Task instructions → Skip every picture, then write out exactly the lines of the listing below from the line that contains "Read this page and output its text content." through the final line.

The records →

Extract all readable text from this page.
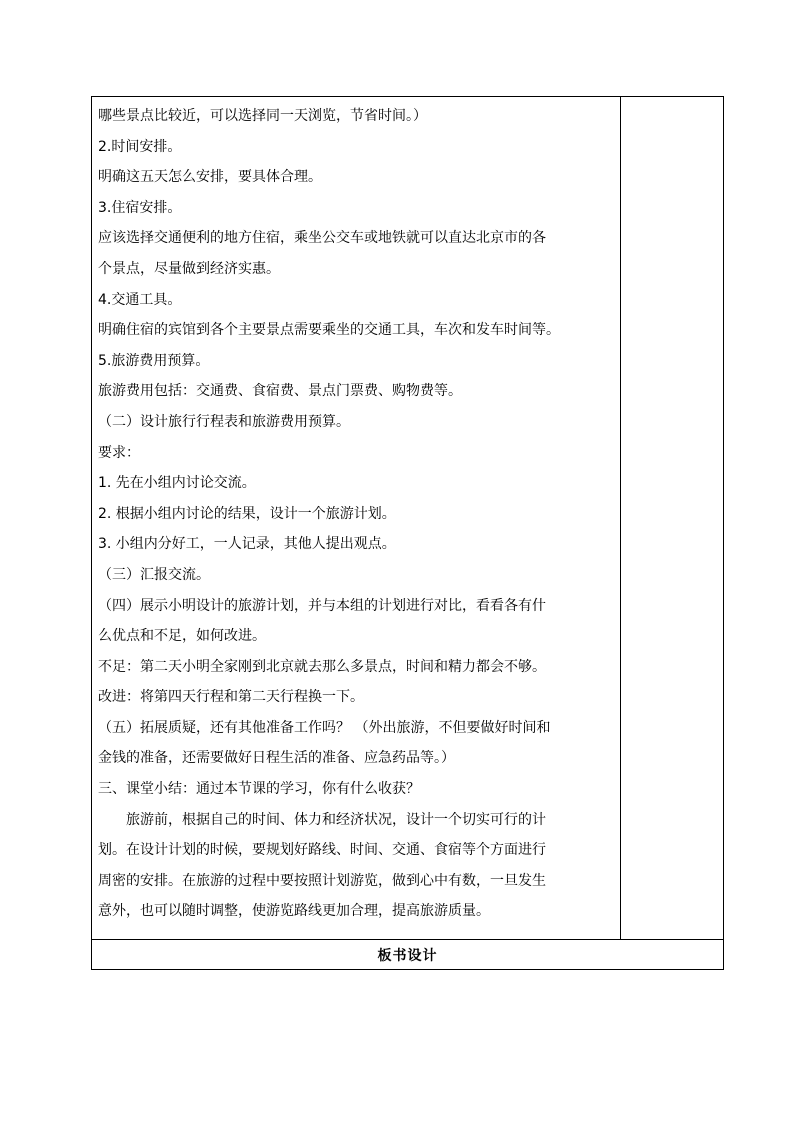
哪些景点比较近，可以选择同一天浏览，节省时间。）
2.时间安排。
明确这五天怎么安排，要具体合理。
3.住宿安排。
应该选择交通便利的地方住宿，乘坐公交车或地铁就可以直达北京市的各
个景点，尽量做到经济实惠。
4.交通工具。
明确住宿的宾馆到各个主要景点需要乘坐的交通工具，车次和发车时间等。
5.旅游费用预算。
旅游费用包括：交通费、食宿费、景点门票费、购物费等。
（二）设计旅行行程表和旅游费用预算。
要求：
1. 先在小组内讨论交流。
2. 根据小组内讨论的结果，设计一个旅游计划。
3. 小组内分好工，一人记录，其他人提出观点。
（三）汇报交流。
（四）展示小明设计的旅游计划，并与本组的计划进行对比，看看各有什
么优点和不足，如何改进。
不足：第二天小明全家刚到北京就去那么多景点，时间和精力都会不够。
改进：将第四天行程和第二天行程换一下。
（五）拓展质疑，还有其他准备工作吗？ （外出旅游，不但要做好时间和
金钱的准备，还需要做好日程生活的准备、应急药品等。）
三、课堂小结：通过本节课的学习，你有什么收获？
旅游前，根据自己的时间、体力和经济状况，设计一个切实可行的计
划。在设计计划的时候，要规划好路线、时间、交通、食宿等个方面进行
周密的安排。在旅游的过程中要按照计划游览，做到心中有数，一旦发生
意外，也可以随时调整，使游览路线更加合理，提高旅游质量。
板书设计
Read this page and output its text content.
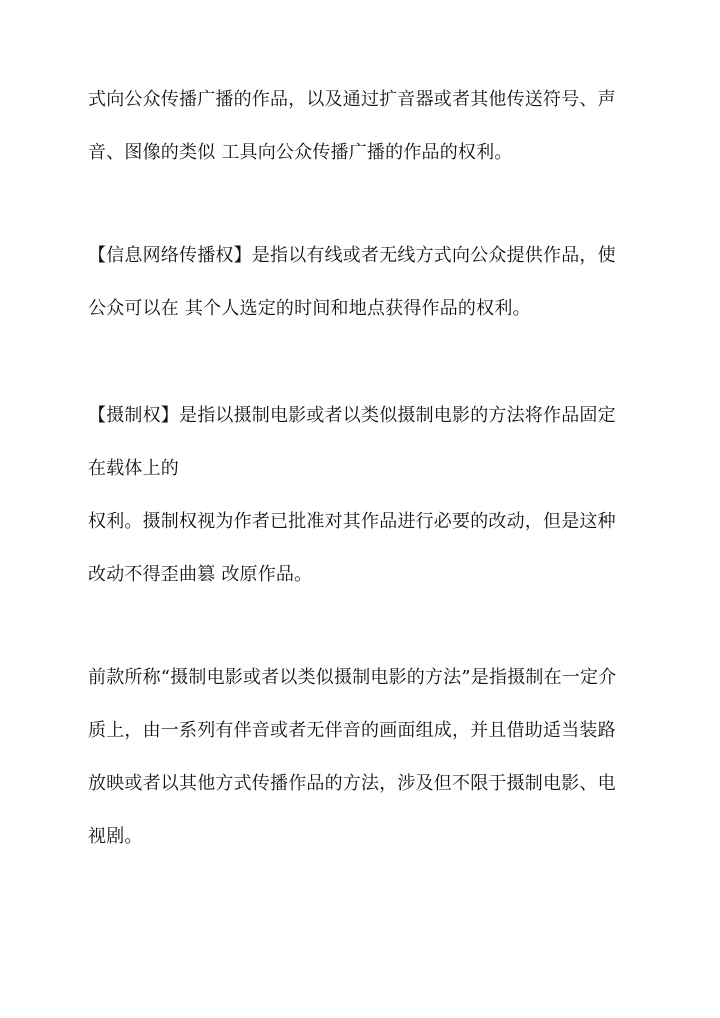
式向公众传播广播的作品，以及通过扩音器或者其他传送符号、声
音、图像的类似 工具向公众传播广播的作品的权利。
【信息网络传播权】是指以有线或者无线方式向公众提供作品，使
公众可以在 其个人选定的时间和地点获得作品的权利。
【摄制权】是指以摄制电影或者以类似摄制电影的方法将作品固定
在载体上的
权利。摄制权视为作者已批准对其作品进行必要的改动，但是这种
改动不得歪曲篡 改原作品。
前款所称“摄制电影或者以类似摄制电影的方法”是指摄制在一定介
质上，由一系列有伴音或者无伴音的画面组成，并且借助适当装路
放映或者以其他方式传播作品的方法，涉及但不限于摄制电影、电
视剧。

Task result →
Read this page and output its text content.
式向公众传播广播的作品，以及通过扩音器或者其他传送符号、声
音、图像的类似 工具向公众传播广播的作品的权利。
【信息网络传播权】是指以有线或者无线方式向公众提供作品，使
公众可以在 其个人选定的时间和地点获得作品的权利。
【摄制权】是指以摄制电影或者以类似摄制电影的方法将作品固定
在载体上的
权利。摄制权视为作者已批准对其作品进行必要的改动，但是这种
改动不得歪曲篡 改原作品。
前款所称“摄制电影或者以类似摄制电影的方法”是指摄制在一定介
质上，由一系列有伴音或者无伴音的画面组成，并且借助适当装路
放映或者以其他方式传播作品的方法，涉及但不限于摄制电影、电
视剧。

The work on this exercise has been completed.